# [What this task involves]
Copy the data below exactly, omitting any picture it contains.

# [Listed entries]
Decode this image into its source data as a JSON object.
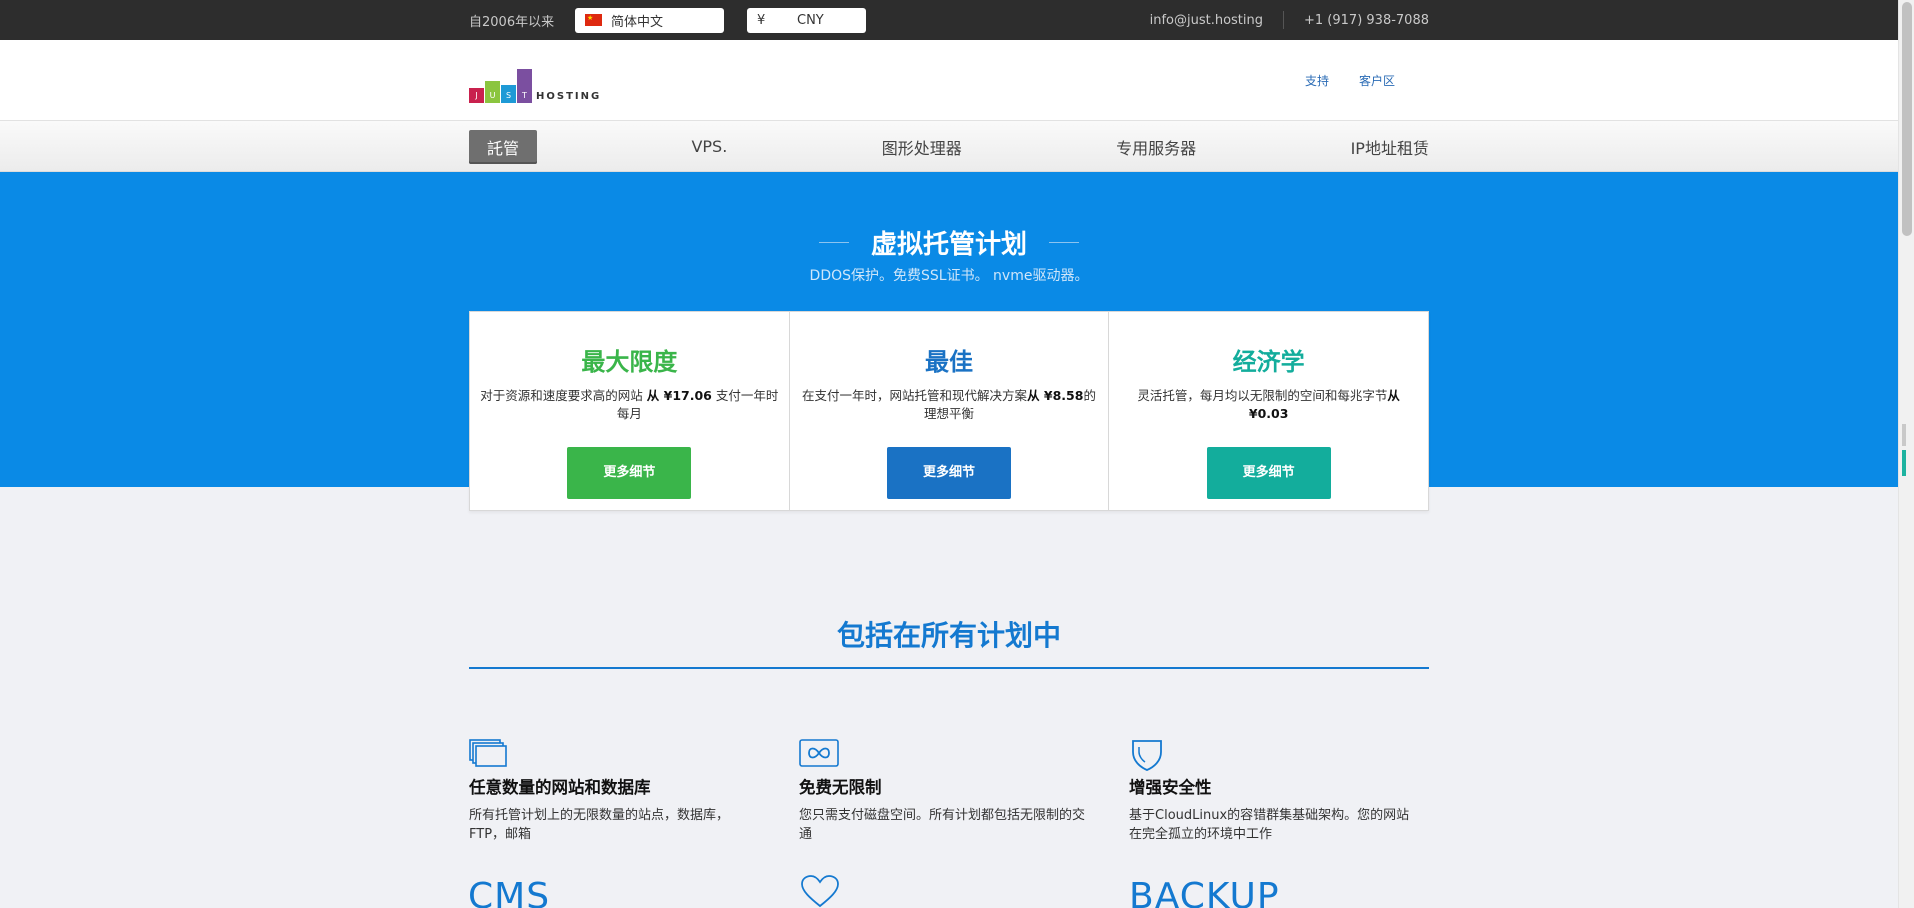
{
  "topbar": {
    "since": "自2006年以来",
    "language": "简体中文",
    "currency_symbol": "¥",
    "currency": "CNY",
    "email": "info@just.hosting",
    "phone": "+1 (917) 938-7088"
  },
  "header": {
    "logo_letters": [
      "J",
      "U",
      "S",
      "T"
    ],
    "logo_text": "HOSTING",
    "links": [
      "支持",
      "客户区"
    ]
  },
  "nav": [
    "託管",
    "VPS.",
    "图形处理器",
    "专用服务器",
    "IP地址租赁"
  ],
  "hero": {
    "title": "虚拟托管计划",
    "subtitle": "DDOS保护。免费SSL证书。 nvme驱动器。"
  },
  "plans": [
    {
      "name": "最大限度",
      "desc_pre": "对于资源和速度要求高的网站 ",
      "desc_bold": "从 ¥17.06",
      "desc_post": " 支付一年时每月",
      "button": "更多细节",
      "color": "#3ab54a"
    },
    {
      "name": "最佳",
      "desc_pre": "在支付一年时，网站托管和现代解决方案",
      "desc_bold": "从 ¥8.58",
      "desc_post": "的理想平衡",
      "button": "更多细节",
      "color": "#1a72c4"
    },
    {
      "name": "经济学",
      "desc_pre": "灵活托管，每月均以无限制的空间和每兆字节",
      "desc_bold": "从 ¥0.03",
      "desc_post": "",
      "button": "更多细节",
      "color": "#13ad9c"
    }
  ],
  "included": {
    "title": "包括在所有计划中",
    "features": [
      {
        "icon": "monitors-icon",
        "title": "任意数量的网站和数据库",
        "desc": "所有托管计划上的无限数量的站点，数据库，FTP，邮箱"
      },
      {
        "icon": "infinity-icon",
        "title": "免费无限制",
        "desc": "您只需支付磁盘空间。所有计划都包括无限制的交通"
      },
      {
        "icon": "shield-icon",
        "title": "增强安全性",
        "desc": "基于CloudLinux的容错群集基础架构。您的网站在完全孤立的环境中工作"
      }
    ],
    "next_row": [
      "CMS",
      "BACKUP"
    ]
  }
}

# [Exercise output]
Decode this image into its source data as a JSON object.
{
  "topbar": {
    "since": "自2006年以来",
    "language": "简体中文",
    "currency_symbol": "¥",
    "currency": "CNY",
    "email": "info@just.hosting",
    "phone": "+1 (917) 938-7088"
  },
  "header": {
    "logo_letters": [
      "J",
      "U",
      "S",
      "T"
    ],
    "logo_text": "HOSTING",
    "links": [
      "支持",
      "客户区"
    ]
  },
  "nav": [
    "託管",
    "VPS.",
    "图形处理器",
    "专用服务器",
    "IP地址租赁"
  ],
  "hero": {
    "title": "虚拟托管计划",
    "subtitle": "DDOS保护。免费SSL证书。 nvme驱动器。"
  },
  "plans": [
    {
      "name": "最大限度",
      "desc_pre": "对于资源和速度要求高的网站 ",
      "desc_bold": "从 ¥17.06",
      "desc_post": " 支付一年时每月",
      "button": "更多细节",
      "color": "#3ab54a"
    },
    {
      "name": "最佳",
      "desc_pre": "在支付一年时，网站托管和现代解决方案",
      "desc_bold": "从 ¥8.58",
      "desc_post": "的理想平衡",
      "button": "更多细节",
      "color": "#1a72c4"
    },
    {
      "name": "经济学",
      "desc_pre": "灵活托管，每月均以无限制的空间和每兆字节",
      "desc_bold": "从 ¥0.03",
      "desc_post": "",
      "button": "更多细节",
      "color": "#13ad9c"
    }
  ],
  "included": {
    "title": "包括在所有计划中",
    "features": [
      {
        "icon": "monitors-icon",
        "title": "任意数量的网站和数据库",
        "desc": "所有托管计划上的无限数量的站点，数据库，FTP，邮箱"
      },
      {
        "icon": "infinity-icon",
        "title": "免费无限制",
        "desc": "您只需支付磁盘空间。所有计划都包括无限制的交通"
      },
      {
        "icon": "shield-icon",
        "title": "增强安全性",
        "desc": "基于CloudLinux的容错群集基础架构。您的网站在完全孤立的环境中工作"
      }
    ],
    "next_row": [
      "CMS",
      "BACKUP"
    ]
  }
}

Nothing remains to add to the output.